» **Description of the task**
Give every line again exactly as it appears, please, but not the pictures.

» **Excerpted records**

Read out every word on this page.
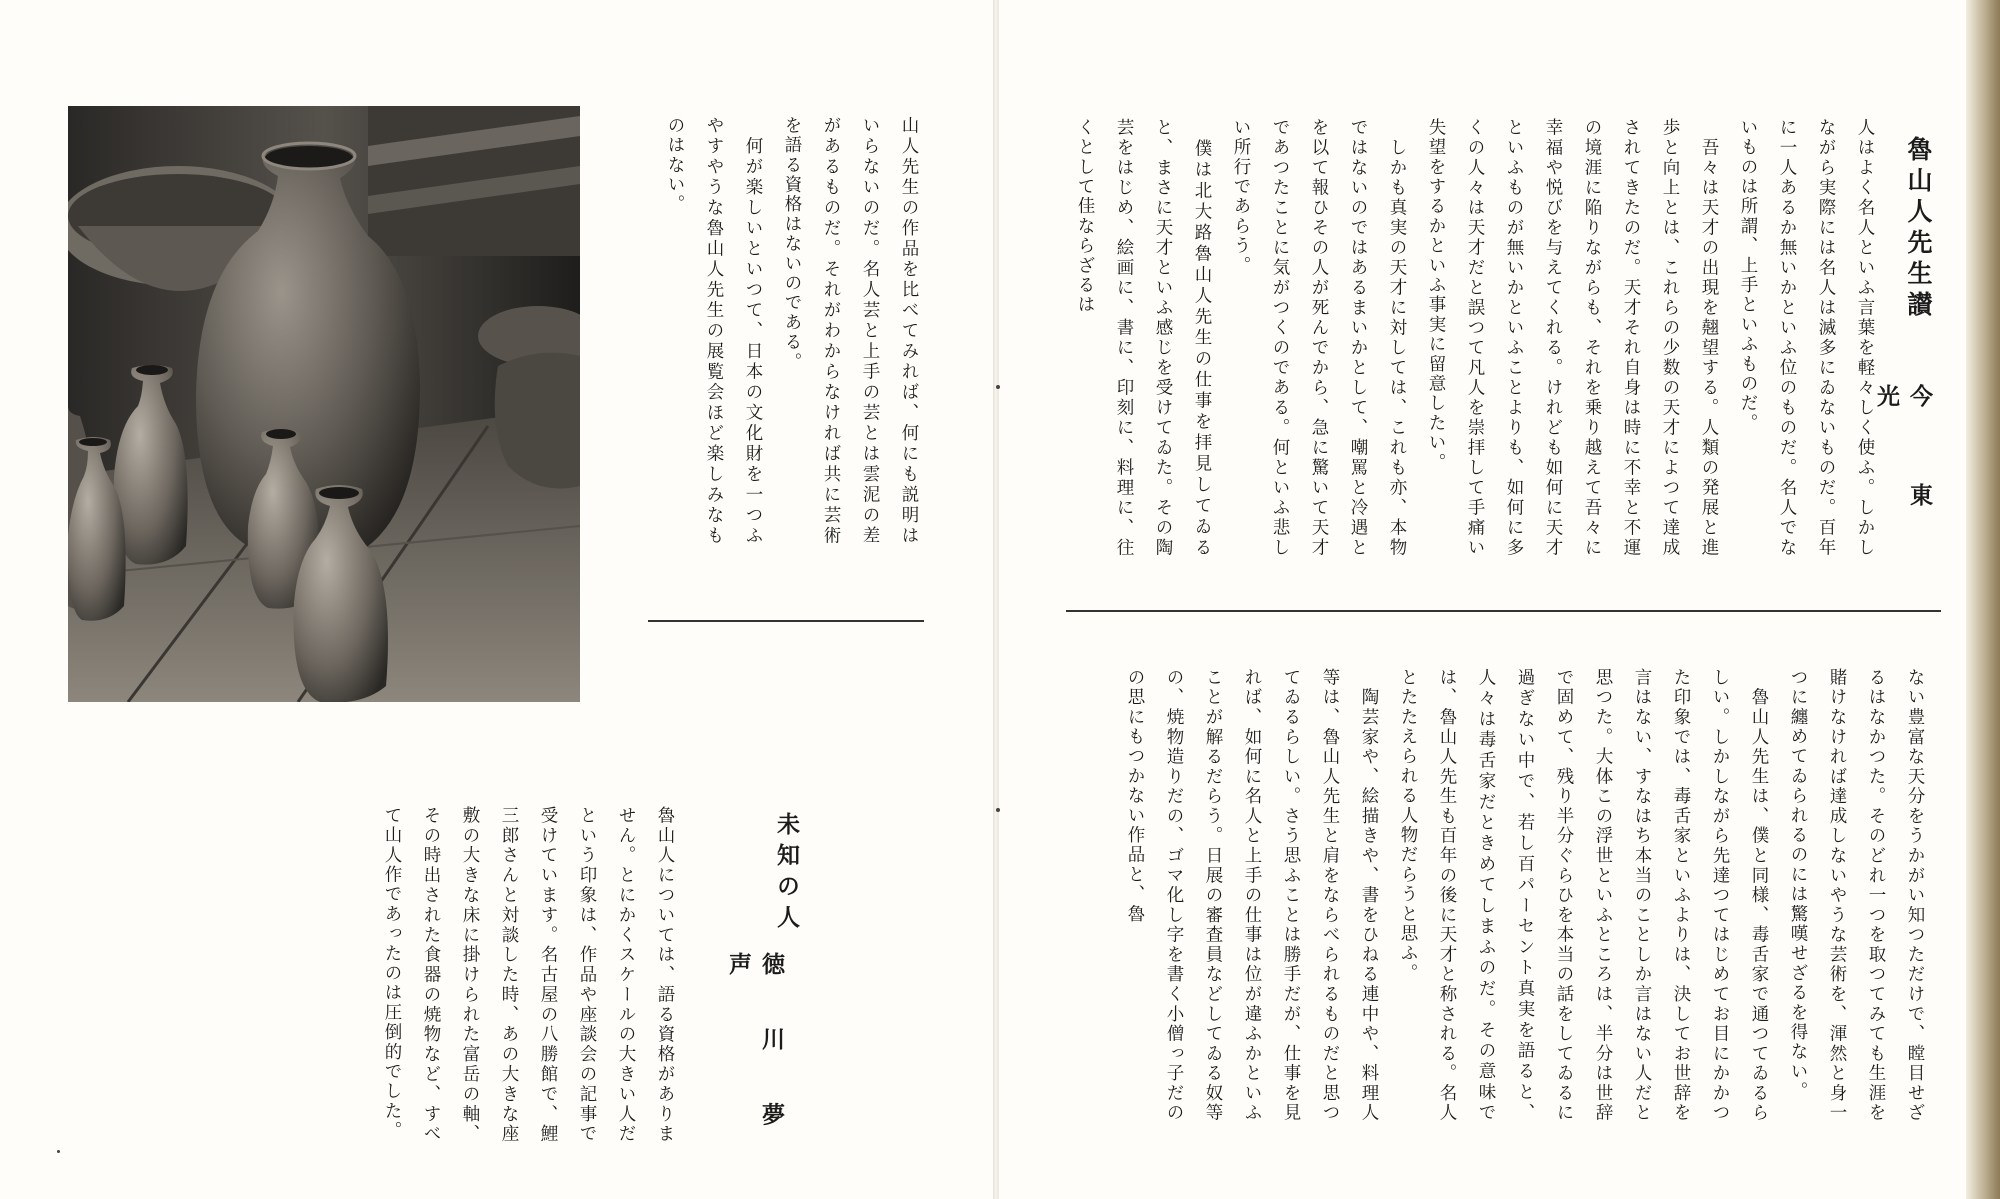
魯山人先生讃
今 東 光
人はよく名人といふ言葉を軽々しく使ふ。しかしながら実際には名人は滅多にゐないものだ。百年に一人あるか無いかといふ位のものだ。名人でないものは所謂、上手といふものだ。
　吾々は天才の出現を翹望する。人類の発展と進歩と向上とは、これらの少数の天才によつて達成されてきたのだ。天才それ自身は時に不幸と不運の境涯に陥りながらも、それを乗り越えて吾々に幸福や悦びを与えてくれる。けれども如何に天才といふものが無いかといふことよりも、如何に多くの人々は天才だと誤つて凡人を崇拝して手痛い失望をするかといふ事実に留意したい。
　しかも真実の天才に対しては、これも亦、本物ではないのではあるまいかとして、嘲罵と冷遇とを以て報ひその人が死んでから、急に驚いて天才であつたことに気がつくのである。何といふ悲しい所行であらう。
　僕は北大路魯山人先生の仕事を拝見してゐると、まさに天才といふ感じを受けてゐた。その陶芸をはじめ、絵画に、書に、印刻に、料理に、往くとして佳ならざるは
ない豊富な天分をうかがい知つただけで、瞠目せざるはなかつた。そのどれ一つを取つてみても生涯を賭けなければ達成しないやうな芸術を、渾然と身一つに纏めてゐられるのには驚嘆せざるを得ない。
　魯山人先生は、僕と同様、毒舌家で通つてゐるらしい。しかしながら先達つてはじめてお目にかかつた印象では、毒舌家といふよりは、決してお世辞を言はない、すなはち本当のことしか言はない人だと思つた。大体この浮世といふところは、半分は世辞で固めて、残り半分ぐらひを本当の話をしてゐるに過ぎない中で、若し百パーセント真実を語ると、人々は毒舌家だときめてしまふのだ。その意味では、魯山人先生も百年の後に天才と称される。名人とたたえられる人物だらうと思ふ。
　陶芸家や、絵描きや、書をひねる連中や、料理人等は、魯山人先生と肩をならべられるものだと思つてゐるらしい。さう思ふことは勝手だが、仕事を見れば、如何に名人と上手の仕事は位が違ふかといふことが解るだらう。日展の審査員などしてゐる奴等の、焼物造りだの、ゴマ化し字を書く小僧っ子だのの思にもつかない作品と、魯
山人先生の作品を比べてみれば、何にも説明はいらないのだ。名人芸と上手の芸とは雲泥の差があるものだ。それがわからなければ共に芸術を語る資格はないのである。
　何が楽しいといつて、日本の文化財を一つふやすやうな魯山人先生の展覧会ほど楽しみなものはない。
未知の人
徳 川 夢 声
魯山人については、語る資格がありません。とにかくスケールの大きい人だという印象は、作品や座談会の記事で受けています。名古屋の八勝館で、鯉三郎さんと対談した時、あの大きな座敷の大きな床に掛けられた富岳の軸、その時出された食器の焼物など、すべて山人作であったのは圧倒的でした。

» **Full response**
Read out every word on this page.
魯山人先生讃
今 東 光
人はよく名人といふ言葉を軽々しく使ふ。しかしながら実際には名人は滅多にゐないものだ。百年に一人あるか無いかといふ位のものだ。名人でないものは所謂、上手といふものだ。
　吾々は天才の出現を翹望する。人類の発展と進歩と向上とは、これらの少数の天才によつて達成されてきたのだ。天才それ自身は時に不幸と不運の境涯に陥りながらも、それを乗り越えて吾々に幸福や悦びを与えてくれる。けれども如何に天才といふものが無いかといふことよりも、如何に多くの人々は天才だと誤つて凡人を崇拝して手痛い失望をするかといふ事実に留意したい。
　しかも真実の天才に対しては、これも亦、本物ではないのではあるまいかとして、嘲罵と冷遇とを以て報ひその人が死んでから、急に驚いて天才であつたことに気がつくのである。何といふ悲しい所行であらう。
　僕は北大路魯山人先生の仕事を拝見してゐると、まさに天才といふ感じを受けてゐた。その陶芸をはじめ、絵画に、書に、印刻に、料理に、往くとして佳ならざるは
ない豊富な天分をうかがい知つただけで、瞠目せざるはなかつた。そのどれ一つを取つてみても生涯を賭けなければ達成しないやうな芸術を、渾然と身一つに纏めてゐられるのには驚嘆せざるを得ない。
　魯山人先生は、僕と同様、毒舌家で通つてゐるらしい。しかしながら先達つてはじめてお目にかかつた印象では、毒舌家といふよりは、決してお世辞を言はない、すなはち本当のことしか言はない人だと思つた。大体この浮世といふところは、半分は世辞で固めて、残り半分ぐらひを本当の話をしてゐるに過ぎない中で、若し百パーセント真実を語ると、人々は毒舌家だときめてしまふのだ。その意味では、魯山人先生も百年の後に天才と称される。名人とたたえられる人物だらうと思ふ。
　陶芸家や、絵描きや、書をひねる連中や、料理人等は、魯山人先生と肩をならべられるものだと思つてゐるらしい。さう思ふことは勝手だが、仕事を見れば、如何に名人と上手の仕事は位が違ふかといふことが解るだらう。日展の審査員などしてゐる奴等の、焼物造りだの、ゴマ化し字を書く小僧っ子だのの思にもつかない作品と、魯
山人先生の作品を比べてみれば、何にも説明はいらないのだ。名人芸と上手の芸とは雲泥の差があるものだ。それがわからなければ共に芸術を語る資格はないのである。
　何が楽しいといつて、日本の文化財を一つふやすやうな魯山人先生の展覧会ほど楽しみなものはない。
未知の人
徳 川 夢 声
魯山人については、語る資格がありません。とにかくスケールの大きい人だという印象は、作品や座談会の記事で受けています。名古屋の八勝館で、鯉三郎さんと対談した時、あの大きな座敷の大きな床に掛けられた富岳の軸、その時出された食器の焼物など、すべて山人作であったのは圧倒的でした。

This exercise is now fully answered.